- _Task prompt_
Select and reproduce each line of the listing below that bears the string "кадастровый".

- _Dataset records_
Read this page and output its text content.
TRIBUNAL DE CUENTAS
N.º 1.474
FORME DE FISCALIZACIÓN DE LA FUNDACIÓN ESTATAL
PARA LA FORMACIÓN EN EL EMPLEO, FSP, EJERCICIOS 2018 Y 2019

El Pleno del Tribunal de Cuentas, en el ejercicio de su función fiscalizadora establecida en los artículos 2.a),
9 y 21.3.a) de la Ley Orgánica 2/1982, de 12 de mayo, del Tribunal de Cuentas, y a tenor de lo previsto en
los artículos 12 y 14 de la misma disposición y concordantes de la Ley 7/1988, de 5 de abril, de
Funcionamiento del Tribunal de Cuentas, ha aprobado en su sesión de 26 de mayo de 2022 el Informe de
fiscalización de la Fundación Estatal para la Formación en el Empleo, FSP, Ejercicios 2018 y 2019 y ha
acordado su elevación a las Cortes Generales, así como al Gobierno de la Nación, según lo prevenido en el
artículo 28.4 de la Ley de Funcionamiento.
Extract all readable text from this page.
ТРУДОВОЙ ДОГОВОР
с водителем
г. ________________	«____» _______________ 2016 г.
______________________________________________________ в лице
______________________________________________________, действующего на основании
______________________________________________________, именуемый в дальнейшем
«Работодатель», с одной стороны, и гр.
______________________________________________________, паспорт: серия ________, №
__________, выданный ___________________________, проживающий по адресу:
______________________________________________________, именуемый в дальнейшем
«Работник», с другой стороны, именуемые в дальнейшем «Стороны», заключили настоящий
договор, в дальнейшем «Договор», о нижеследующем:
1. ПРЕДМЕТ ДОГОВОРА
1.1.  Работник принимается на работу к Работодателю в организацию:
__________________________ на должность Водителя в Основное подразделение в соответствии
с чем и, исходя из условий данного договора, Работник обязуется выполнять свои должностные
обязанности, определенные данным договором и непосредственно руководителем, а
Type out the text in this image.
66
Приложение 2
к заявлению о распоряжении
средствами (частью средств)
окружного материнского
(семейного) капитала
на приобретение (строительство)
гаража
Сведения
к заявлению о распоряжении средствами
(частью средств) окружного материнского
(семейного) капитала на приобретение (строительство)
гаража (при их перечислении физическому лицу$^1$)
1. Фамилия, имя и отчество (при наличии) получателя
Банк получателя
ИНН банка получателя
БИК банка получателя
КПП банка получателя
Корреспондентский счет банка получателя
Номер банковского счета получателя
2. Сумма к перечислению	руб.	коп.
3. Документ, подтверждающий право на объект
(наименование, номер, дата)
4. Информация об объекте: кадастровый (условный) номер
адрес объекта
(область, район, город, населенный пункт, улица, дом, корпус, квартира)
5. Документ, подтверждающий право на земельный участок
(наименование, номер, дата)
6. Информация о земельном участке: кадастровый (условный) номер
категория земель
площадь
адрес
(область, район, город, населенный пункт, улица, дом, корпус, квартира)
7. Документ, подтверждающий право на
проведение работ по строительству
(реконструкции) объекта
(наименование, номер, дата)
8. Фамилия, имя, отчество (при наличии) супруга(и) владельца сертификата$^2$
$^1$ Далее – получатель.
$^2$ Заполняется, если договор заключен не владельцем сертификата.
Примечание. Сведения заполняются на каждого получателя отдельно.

- _Exercise answer_
4. Информация об объекте: кадастровый (условный) номер
6. Информация о земельном участке: кадастровый (условный) номер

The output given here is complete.